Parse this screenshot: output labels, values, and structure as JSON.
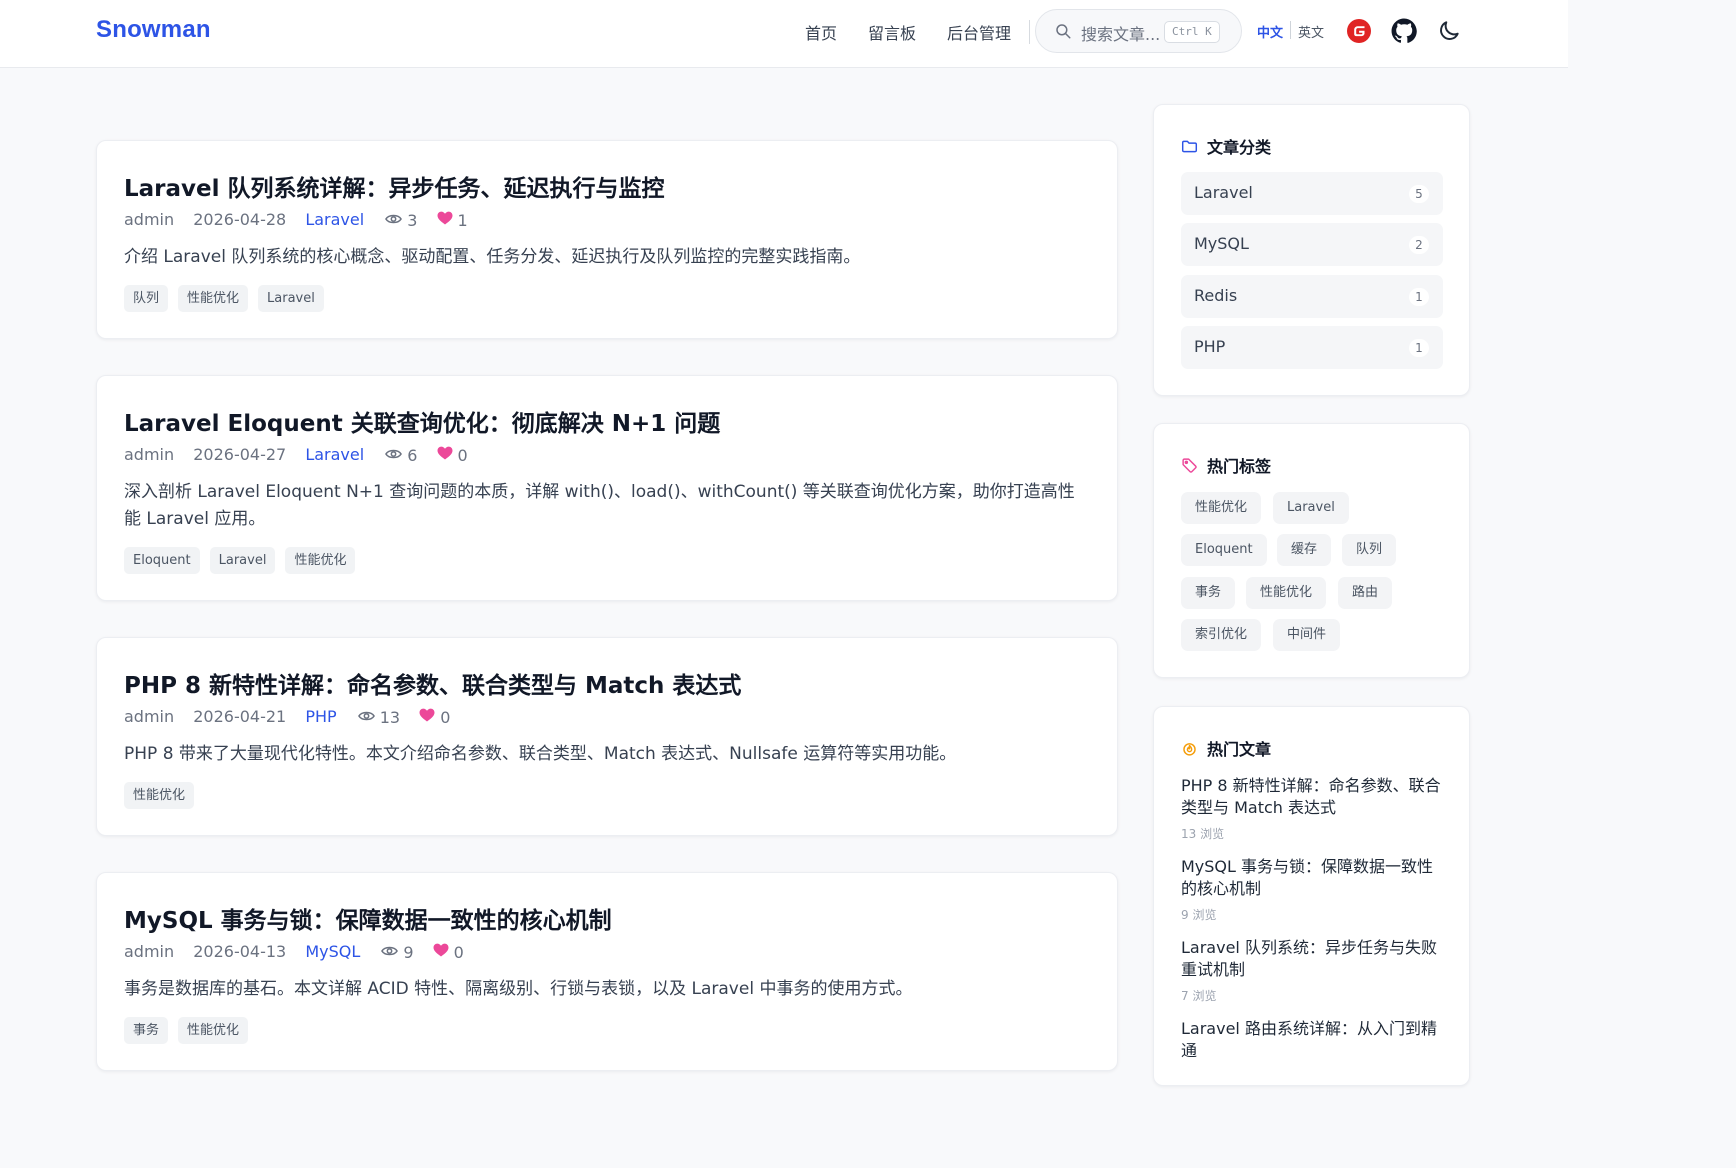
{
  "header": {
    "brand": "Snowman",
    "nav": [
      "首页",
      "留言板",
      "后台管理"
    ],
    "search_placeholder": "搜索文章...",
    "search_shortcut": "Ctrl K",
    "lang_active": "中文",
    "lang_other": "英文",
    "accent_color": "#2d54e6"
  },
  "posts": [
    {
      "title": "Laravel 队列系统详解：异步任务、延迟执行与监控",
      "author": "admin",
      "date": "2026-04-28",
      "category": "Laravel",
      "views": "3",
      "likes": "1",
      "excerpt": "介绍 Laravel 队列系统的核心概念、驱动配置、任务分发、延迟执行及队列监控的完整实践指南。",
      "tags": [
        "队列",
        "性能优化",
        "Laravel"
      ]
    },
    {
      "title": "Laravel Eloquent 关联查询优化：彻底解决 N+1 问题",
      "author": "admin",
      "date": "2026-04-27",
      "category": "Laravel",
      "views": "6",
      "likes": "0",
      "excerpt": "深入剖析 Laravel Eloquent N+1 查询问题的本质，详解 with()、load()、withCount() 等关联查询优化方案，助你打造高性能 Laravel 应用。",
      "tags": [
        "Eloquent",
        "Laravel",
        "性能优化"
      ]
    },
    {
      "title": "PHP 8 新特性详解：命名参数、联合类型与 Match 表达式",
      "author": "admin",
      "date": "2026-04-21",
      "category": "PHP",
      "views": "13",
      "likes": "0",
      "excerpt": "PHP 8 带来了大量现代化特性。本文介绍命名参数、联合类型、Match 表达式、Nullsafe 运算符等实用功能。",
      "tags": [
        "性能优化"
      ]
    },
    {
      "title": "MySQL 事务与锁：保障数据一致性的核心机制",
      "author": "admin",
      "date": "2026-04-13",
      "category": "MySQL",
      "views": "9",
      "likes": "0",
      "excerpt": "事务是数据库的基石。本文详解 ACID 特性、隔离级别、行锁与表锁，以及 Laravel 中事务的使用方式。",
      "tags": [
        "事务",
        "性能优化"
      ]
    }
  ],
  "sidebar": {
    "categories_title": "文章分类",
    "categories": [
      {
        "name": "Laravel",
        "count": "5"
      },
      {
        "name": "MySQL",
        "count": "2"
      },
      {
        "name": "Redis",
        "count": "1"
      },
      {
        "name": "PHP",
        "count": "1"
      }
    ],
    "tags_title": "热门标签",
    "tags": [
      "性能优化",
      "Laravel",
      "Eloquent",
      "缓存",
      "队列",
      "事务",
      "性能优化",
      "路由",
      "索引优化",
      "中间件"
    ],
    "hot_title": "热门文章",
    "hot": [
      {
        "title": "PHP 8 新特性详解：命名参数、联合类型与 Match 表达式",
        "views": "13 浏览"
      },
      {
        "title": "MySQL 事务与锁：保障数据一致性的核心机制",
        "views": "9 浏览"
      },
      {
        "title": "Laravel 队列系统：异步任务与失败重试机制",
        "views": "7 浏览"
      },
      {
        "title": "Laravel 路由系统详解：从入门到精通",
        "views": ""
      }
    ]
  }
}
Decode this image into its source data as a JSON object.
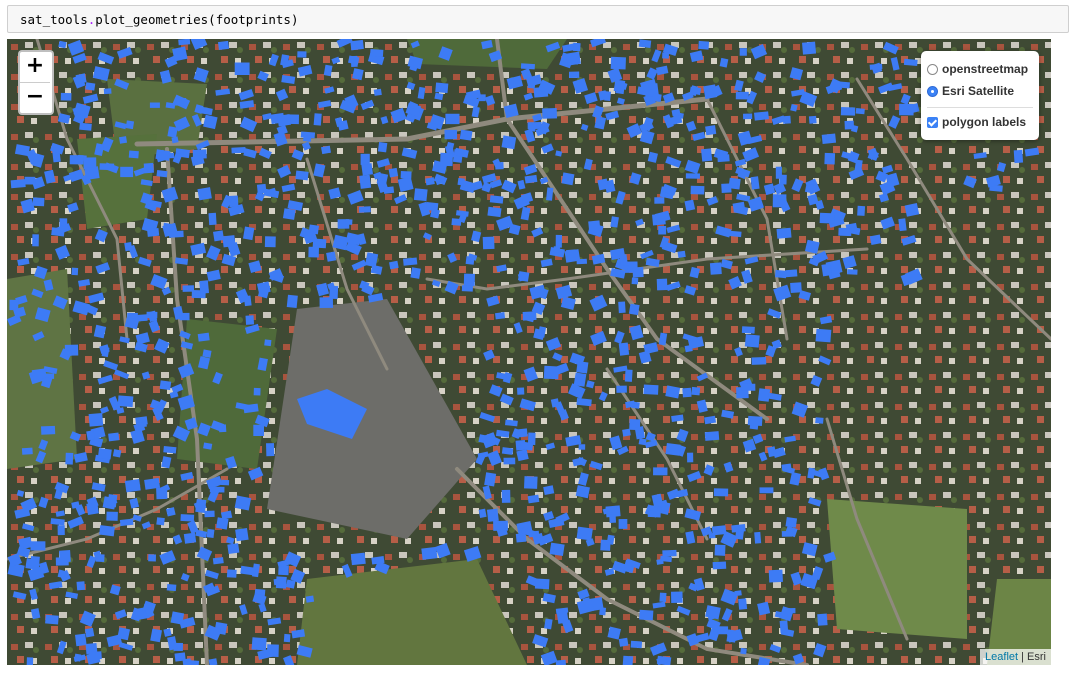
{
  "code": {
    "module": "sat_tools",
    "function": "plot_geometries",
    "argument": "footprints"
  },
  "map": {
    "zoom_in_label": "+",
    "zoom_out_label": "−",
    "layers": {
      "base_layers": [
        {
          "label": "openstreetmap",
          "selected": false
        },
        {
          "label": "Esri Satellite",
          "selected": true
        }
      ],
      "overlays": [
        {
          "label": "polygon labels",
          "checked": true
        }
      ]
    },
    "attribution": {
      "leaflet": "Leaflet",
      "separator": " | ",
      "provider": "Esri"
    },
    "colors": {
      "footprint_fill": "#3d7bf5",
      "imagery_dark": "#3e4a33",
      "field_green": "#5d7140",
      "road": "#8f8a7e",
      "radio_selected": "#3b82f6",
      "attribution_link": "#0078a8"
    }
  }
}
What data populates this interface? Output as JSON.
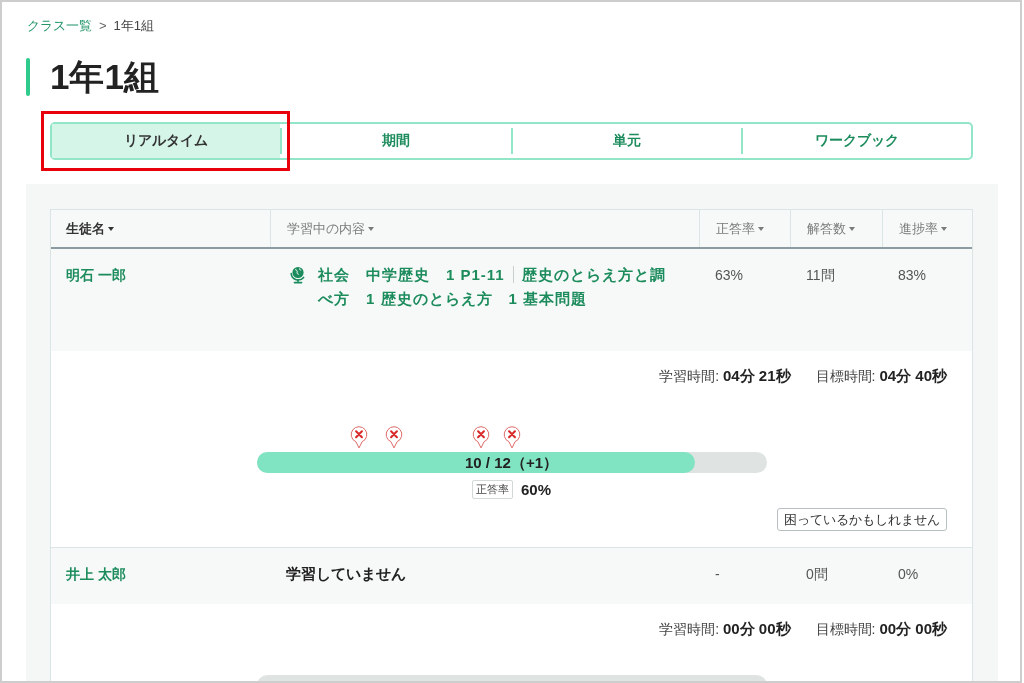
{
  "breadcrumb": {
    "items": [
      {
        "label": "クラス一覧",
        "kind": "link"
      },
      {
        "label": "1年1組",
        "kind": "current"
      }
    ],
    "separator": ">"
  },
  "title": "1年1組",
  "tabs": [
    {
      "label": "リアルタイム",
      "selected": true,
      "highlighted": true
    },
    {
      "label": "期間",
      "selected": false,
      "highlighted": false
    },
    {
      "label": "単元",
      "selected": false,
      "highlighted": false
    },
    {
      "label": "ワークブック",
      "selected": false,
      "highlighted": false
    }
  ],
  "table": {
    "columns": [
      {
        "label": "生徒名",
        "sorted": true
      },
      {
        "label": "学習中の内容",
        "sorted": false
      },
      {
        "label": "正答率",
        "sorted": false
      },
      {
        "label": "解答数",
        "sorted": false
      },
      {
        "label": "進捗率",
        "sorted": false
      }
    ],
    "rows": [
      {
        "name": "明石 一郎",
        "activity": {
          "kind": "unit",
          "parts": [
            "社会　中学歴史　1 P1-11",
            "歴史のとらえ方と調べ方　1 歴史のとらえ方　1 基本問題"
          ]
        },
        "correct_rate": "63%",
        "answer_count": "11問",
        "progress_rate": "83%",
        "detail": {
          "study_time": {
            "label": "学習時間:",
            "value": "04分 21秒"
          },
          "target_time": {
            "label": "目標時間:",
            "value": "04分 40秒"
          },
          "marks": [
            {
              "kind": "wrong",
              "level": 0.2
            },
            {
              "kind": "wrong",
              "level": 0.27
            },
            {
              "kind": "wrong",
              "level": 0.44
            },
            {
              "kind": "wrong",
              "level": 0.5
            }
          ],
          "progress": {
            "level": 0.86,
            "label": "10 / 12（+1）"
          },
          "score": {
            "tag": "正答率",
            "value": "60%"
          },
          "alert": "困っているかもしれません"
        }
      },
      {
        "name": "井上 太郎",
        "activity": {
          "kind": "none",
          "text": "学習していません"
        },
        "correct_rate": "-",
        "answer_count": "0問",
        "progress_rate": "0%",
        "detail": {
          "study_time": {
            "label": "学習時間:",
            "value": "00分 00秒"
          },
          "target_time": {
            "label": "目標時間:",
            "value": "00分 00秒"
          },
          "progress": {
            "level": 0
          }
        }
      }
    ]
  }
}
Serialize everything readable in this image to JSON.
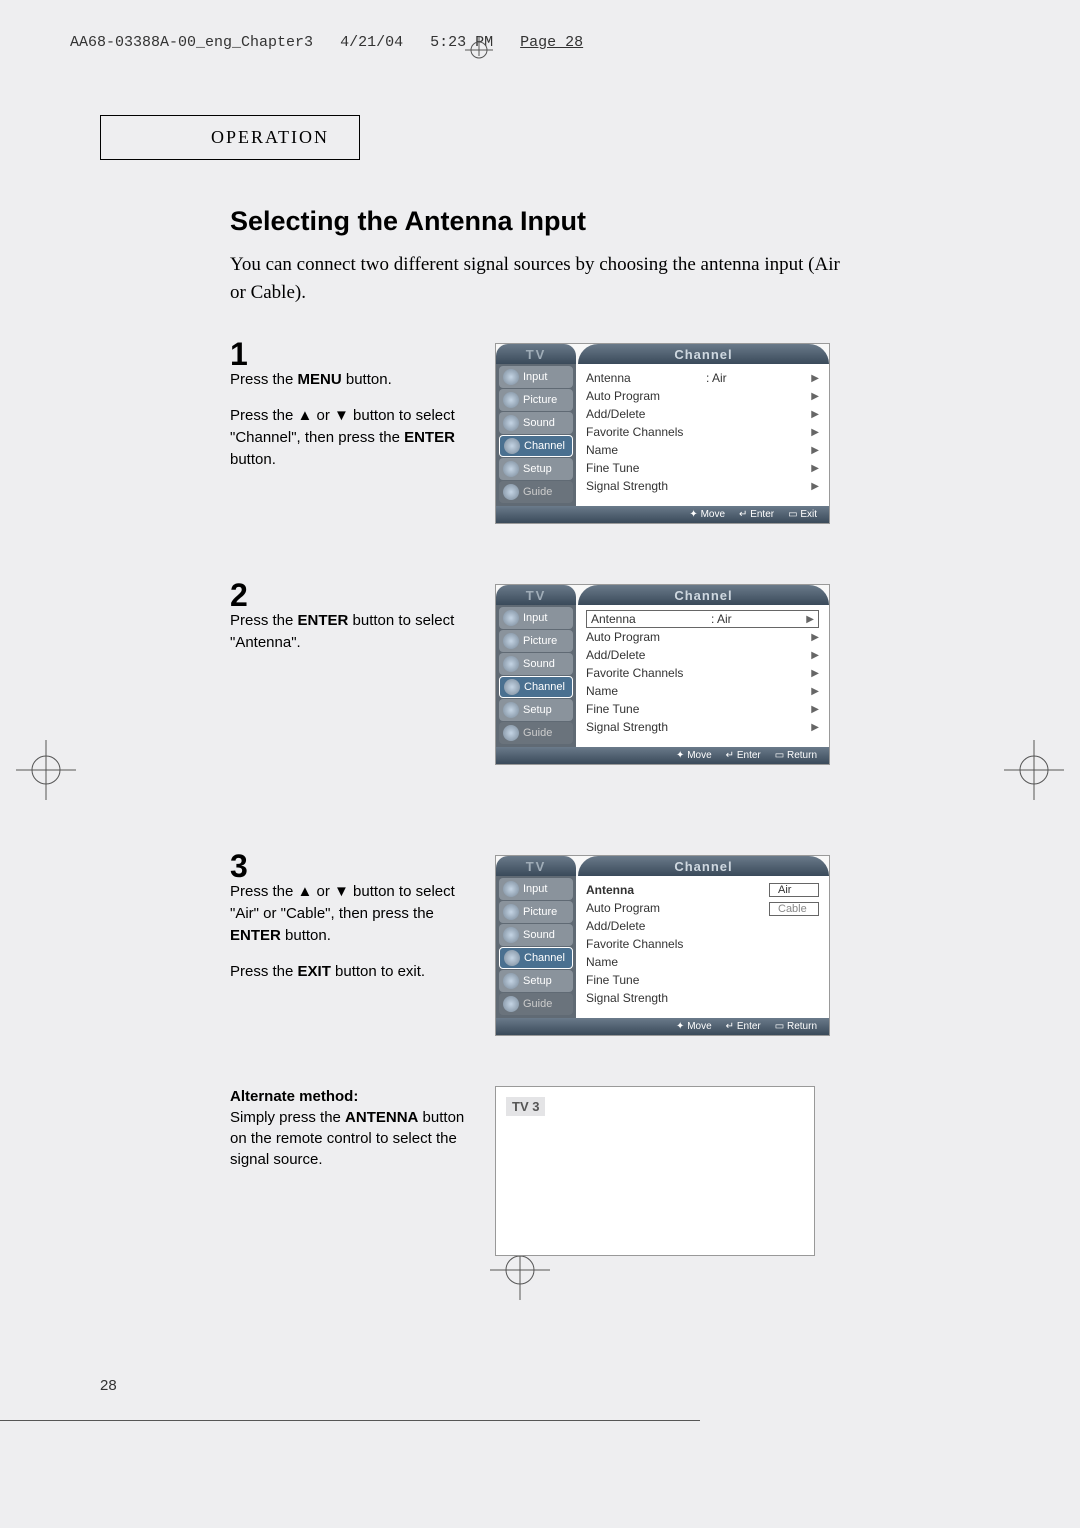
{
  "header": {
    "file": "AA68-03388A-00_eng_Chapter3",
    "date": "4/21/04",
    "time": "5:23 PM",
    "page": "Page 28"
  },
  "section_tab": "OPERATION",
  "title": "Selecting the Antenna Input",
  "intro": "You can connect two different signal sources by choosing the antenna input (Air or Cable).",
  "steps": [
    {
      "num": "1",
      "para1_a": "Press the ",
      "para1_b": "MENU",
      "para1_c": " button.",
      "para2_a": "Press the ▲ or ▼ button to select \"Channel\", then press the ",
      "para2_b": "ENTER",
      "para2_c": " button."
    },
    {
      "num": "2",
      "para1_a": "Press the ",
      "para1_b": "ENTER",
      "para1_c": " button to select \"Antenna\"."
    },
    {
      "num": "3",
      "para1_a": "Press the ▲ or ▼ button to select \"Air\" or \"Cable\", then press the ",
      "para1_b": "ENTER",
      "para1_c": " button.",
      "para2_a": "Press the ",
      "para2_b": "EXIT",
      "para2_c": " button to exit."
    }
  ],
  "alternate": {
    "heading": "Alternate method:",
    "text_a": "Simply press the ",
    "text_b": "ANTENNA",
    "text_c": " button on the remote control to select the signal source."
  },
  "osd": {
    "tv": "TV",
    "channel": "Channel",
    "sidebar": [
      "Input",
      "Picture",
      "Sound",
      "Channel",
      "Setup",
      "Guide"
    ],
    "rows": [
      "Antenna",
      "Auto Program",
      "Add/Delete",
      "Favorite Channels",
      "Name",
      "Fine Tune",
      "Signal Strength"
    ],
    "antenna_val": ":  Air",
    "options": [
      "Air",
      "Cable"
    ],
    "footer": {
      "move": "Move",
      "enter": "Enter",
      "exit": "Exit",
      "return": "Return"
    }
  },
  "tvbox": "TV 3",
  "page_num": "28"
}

(Stated problem)
List each line in the listing that contains the string "Match".

(Exercise response)
      "title": "PHP 8 新特性详解：命名参数、联合类型与 Match 表达式",
      "excerpt": "PHP 8 带来了大量现代化特性。本文介绍命名参数、联合类型、Match 表达式、Nullsafe 运算符等实用功能。",
        "title": "PHP 8 新特性详解：命名参数、联合类型与 Match 表达式",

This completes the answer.